((

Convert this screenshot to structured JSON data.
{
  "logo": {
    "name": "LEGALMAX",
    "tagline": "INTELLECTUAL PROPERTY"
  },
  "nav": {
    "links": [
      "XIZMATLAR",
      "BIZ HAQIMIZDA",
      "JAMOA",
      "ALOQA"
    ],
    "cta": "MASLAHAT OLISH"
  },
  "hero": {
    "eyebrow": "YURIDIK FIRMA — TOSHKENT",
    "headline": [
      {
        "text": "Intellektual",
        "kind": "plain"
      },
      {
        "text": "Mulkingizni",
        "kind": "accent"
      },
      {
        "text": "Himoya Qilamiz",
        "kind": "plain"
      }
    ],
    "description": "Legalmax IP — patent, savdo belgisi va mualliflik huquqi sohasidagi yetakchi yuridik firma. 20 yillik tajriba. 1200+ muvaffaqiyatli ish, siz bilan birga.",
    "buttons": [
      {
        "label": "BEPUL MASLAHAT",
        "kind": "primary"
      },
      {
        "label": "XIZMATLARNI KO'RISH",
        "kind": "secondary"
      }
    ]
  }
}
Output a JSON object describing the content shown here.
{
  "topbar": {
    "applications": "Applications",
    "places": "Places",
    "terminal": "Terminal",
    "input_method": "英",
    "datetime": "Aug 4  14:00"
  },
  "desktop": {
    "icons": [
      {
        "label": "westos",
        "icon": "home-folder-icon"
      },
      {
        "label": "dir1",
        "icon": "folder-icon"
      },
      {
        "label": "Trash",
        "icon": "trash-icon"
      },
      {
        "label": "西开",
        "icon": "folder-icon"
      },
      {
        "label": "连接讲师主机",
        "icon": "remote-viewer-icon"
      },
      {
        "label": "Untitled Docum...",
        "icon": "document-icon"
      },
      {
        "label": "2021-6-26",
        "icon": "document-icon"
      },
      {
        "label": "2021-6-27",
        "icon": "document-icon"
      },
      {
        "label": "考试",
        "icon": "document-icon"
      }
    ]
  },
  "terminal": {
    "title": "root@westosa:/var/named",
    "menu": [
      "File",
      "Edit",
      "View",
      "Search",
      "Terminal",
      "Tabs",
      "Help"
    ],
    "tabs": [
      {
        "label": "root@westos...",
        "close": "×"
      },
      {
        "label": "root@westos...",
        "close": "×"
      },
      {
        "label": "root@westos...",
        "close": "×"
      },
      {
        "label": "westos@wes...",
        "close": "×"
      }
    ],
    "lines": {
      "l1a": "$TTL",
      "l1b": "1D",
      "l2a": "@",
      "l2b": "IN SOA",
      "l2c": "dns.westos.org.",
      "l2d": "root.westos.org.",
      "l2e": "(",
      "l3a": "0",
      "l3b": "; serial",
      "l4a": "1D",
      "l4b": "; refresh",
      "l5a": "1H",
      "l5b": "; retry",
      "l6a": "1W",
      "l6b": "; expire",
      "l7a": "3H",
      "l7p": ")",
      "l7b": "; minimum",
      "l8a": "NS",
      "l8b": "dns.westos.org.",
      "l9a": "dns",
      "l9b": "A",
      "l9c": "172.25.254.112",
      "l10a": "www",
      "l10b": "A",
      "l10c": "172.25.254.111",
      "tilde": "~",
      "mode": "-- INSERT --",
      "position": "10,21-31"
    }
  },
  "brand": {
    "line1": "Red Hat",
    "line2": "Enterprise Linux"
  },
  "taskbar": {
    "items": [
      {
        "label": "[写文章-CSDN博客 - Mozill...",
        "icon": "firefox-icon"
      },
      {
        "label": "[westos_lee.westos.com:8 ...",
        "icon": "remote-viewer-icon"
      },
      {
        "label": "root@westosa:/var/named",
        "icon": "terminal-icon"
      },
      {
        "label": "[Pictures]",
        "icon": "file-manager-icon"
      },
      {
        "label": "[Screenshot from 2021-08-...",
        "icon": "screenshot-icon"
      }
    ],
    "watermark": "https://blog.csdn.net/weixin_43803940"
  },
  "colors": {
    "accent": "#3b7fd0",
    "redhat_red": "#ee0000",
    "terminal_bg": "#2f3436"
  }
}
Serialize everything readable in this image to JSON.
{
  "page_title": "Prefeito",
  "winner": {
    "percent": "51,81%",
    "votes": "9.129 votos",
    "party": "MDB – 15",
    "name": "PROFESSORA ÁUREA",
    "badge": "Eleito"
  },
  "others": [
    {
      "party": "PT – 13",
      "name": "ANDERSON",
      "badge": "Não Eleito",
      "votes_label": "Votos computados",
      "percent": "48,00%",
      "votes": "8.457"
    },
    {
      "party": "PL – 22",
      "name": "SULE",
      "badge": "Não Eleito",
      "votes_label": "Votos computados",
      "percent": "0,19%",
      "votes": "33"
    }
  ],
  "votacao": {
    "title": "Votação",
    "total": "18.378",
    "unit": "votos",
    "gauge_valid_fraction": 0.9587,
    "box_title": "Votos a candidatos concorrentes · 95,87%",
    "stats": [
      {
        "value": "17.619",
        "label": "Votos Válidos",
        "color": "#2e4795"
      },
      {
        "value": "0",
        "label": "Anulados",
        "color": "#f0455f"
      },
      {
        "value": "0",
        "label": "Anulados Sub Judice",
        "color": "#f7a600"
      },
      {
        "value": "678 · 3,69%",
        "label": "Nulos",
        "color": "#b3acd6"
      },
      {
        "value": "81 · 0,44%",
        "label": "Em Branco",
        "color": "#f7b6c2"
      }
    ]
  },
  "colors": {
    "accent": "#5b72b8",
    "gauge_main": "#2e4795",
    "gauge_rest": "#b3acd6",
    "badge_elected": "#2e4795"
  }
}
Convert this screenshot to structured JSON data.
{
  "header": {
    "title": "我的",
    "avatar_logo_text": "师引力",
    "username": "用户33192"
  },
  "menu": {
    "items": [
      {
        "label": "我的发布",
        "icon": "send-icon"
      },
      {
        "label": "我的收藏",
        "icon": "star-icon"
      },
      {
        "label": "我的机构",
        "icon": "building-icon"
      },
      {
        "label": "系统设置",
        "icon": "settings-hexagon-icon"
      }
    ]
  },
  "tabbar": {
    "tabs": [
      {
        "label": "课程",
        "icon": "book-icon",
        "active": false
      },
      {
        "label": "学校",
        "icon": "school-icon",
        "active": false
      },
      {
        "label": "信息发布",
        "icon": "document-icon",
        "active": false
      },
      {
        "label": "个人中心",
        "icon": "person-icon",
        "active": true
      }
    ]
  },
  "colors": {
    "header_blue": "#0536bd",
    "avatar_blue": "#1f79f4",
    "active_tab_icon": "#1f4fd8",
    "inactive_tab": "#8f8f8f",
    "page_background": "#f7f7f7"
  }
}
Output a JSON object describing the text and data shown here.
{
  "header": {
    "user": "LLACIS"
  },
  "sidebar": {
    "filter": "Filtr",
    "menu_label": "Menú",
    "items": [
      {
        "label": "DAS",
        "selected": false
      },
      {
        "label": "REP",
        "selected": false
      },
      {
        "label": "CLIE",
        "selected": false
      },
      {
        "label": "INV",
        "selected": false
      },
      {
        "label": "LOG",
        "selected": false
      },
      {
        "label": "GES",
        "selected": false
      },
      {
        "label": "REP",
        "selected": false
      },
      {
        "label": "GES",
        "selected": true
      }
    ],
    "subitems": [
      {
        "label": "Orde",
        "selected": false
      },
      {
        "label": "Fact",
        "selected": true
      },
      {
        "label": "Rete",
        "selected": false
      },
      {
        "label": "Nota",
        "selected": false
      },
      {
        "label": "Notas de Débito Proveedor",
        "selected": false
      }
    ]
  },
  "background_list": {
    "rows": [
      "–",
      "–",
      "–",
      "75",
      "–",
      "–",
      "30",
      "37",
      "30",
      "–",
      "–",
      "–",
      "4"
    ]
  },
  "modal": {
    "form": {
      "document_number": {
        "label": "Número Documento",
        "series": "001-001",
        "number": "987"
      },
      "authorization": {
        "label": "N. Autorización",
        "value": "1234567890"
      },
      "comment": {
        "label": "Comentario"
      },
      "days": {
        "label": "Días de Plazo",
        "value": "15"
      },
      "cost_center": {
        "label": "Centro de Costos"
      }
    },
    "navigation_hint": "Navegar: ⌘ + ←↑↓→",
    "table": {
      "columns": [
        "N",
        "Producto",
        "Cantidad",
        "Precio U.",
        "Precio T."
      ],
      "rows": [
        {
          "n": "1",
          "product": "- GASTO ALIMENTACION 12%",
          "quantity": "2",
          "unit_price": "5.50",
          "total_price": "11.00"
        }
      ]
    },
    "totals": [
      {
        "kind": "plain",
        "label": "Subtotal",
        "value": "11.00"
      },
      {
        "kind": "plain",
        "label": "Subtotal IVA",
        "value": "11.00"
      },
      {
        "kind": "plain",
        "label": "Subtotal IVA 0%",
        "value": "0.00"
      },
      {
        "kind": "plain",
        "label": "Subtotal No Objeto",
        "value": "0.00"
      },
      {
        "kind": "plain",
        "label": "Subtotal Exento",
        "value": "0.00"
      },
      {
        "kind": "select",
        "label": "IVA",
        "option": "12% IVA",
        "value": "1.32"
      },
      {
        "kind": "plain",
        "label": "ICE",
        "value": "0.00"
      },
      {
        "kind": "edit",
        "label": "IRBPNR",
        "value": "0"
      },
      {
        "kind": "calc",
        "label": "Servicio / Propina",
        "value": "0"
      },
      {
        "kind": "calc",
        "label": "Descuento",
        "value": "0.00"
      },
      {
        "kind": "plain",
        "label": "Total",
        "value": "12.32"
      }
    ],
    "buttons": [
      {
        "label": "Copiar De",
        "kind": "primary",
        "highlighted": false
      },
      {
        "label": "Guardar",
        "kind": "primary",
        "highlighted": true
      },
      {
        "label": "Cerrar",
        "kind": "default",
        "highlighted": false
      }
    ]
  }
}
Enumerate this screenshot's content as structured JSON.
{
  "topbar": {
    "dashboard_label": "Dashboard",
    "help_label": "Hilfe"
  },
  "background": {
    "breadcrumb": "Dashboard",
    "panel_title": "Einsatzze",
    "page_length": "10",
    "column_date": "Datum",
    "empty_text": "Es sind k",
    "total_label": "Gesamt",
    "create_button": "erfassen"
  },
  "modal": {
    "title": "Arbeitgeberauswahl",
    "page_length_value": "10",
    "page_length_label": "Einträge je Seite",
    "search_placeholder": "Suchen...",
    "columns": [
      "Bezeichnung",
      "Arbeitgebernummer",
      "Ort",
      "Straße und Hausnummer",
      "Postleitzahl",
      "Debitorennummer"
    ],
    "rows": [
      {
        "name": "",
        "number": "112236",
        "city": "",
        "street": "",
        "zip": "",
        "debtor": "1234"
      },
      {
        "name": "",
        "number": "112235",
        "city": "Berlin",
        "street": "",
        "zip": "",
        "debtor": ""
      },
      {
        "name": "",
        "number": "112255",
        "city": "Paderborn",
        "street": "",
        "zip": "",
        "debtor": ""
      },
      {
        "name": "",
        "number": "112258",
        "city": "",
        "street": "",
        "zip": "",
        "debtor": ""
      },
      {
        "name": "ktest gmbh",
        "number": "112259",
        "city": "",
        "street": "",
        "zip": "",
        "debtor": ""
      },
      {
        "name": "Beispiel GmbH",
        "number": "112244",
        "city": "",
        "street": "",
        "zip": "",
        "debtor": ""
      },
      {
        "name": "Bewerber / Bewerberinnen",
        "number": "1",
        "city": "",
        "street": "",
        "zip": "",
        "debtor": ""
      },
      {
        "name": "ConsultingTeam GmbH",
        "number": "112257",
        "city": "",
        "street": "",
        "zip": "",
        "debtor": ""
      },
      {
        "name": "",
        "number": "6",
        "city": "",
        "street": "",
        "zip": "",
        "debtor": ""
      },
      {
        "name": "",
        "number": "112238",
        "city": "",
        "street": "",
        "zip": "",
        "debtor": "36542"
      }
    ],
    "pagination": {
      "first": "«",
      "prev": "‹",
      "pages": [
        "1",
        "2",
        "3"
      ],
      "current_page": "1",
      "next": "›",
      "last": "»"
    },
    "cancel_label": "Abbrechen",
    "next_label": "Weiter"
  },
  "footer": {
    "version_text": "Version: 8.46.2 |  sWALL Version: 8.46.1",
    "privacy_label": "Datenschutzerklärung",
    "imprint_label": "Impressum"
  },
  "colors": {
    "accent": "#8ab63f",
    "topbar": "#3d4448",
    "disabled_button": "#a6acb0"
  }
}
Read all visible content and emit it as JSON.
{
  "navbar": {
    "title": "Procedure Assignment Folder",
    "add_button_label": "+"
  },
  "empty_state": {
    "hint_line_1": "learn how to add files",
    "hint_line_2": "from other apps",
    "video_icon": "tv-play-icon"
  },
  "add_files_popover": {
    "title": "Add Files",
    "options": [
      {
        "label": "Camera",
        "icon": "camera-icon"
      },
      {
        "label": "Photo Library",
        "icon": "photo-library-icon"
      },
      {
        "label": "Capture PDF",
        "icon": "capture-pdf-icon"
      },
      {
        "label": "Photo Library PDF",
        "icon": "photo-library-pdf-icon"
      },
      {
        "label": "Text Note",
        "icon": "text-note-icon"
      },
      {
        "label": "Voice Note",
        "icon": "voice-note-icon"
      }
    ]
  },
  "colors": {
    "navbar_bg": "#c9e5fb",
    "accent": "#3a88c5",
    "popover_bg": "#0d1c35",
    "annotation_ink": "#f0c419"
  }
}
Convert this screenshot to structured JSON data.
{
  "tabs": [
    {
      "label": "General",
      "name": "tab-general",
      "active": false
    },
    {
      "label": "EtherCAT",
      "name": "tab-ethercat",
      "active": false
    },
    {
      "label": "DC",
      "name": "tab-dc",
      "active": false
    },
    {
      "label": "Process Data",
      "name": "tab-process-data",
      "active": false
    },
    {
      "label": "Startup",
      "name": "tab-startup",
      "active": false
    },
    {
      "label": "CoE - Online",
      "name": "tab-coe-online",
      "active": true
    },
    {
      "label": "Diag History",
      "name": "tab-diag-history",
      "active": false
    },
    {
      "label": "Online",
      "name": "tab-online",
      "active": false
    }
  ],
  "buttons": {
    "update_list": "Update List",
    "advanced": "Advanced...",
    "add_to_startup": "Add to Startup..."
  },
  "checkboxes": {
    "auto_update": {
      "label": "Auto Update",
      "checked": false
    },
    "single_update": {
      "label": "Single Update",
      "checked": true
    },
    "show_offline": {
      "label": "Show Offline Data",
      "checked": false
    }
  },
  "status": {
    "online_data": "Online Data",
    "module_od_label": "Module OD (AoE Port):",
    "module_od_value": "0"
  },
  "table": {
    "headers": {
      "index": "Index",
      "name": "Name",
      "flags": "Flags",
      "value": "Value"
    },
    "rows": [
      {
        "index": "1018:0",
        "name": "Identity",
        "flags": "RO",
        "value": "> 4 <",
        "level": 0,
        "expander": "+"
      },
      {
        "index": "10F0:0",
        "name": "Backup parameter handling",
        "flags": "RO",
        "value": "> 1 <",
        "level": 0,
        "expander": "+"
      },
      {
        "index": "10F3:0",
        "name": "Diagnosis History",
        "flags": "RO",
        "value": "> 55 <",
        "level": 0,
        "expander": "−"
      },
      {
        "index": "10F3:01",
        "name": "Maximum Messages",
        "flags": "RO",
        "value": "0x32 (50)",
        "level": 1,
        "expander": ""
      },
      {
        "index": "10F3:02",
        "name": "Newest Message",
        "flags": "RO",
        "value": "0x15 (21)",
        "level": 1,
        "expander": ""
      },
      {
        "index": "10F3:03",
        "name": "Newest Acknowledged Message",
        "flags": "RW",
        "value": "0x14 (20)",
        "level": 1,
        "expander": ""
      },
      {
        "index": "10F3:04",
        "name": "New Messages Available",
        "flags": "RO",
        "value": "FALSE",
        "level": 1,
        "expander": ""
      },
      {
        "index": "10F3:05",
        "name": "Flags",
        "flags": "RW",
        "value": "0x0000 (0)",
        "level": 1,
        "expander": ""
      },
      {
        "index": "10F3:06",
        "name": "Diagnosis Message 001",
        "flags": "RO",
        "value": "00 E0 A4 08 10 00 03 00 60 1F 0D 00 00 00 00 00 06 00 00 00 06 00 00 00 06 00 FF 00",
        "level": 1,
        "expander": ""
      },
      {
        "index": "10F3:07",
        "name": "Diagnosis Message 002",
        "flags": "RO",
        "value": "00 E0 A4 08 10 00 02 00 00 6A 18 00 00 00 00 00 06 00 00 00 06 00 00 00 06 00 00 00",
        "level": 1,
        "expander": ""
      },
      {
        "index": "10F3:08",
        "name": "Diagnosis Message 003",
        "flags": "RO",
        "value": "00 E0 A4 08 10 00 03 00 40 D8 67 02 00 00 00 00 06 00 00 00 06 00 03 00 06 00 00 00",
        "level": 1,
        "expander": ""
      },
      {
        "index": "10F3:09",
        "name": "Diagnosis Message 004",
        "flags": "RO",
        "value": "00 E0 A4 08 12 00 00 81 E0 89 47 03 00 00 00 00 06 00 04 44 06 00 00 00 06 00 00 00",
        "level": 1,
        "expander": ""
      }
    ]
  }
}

))

Task description → Copy all lines from the listing that contain "percent".

Reply to the exercise →
    "percent": "51,81%",
      "percent": "48,00%",
      "percent": "0,19%",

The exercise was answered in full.